* SUPPLIED MATERIAL
______________________________

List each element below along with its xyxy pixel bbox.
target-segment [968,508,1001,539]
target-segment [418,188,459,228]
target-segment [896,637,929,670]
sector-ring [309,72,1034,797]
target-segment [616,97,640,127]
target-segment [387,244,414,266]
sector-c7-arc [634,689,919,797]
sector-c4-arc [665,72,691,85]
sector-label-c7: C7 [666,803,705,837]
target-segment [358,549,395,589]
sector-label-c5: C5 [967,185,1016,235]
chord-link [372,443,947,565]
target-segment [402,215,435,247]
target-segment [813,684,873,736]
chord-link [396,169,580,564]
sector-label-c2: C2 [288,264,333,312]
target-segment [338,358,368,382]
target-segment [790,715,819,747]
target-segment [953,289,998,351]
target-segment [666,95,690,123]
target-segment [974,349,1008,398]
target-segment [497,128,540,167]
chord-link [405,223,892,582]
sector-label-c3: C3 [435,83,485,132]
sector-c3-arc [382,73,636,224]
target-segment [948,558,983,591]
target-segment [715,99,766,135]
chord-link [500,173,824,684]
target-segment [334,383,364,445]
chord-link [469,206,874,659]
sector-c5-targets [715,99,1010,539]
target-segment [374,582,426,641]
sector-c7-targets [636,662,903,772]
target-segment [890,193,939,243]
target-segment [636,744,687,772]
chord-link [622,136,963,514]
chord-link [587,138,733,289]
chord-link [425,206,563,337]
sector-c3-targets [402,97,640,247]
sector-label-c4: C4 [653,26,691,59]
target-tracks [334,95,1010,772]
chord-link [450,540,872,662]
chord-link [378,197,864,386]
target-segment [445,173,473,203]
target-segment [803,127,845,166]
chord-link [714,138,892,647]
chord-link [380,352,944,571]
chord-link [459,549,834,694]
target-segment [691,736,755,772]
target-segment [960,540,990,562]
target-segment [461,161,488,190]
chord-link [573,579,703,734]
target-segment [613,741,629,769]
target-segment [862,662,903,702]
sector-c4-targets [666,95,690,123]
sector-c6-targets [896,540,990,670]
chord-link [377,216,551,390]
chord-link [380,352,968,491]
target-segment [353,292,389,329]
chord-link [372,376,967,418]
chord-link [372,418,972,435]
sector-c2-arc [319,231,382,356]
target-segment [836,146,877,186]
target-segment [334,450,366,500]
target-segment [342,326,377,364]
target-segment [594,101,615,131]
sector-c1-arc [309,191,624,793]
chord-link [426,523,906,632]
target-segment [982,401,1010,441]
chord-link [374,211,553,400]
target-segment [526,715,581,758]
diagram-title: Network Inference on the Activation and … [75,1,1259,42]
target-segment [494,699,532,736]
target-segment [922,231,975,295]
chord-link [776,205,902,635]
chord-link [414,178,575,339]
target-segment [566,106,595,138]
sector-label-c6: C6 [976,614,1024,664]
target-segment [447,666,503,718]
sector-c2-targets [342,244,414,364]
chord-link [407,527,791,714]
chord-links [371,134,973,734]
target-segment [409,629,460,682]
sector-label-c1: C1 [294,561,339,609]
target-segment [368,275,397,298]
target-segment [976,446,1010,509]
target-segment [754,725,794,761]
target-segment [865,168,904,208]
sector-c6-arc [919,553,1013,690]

______________________________

* INSTRUCTIONS TO FOLLOW
Return each line of the listing above that contains the string "label".

* RESULT OF THE EXERCISE
sector-label-c7: C7 [666,803,705,837]
sector-label-c5: C5 [967,185,1016,235]
sector-label-c2: C2 [288,264,333,312]
sector-label-c3: C3 [435,83,485,132]
sector-label-c4: C4 [653,26,691,59]
sector-label-c6: C6 [976,614,1024,664]
sector-label-c1: C1 [294,561,339,609]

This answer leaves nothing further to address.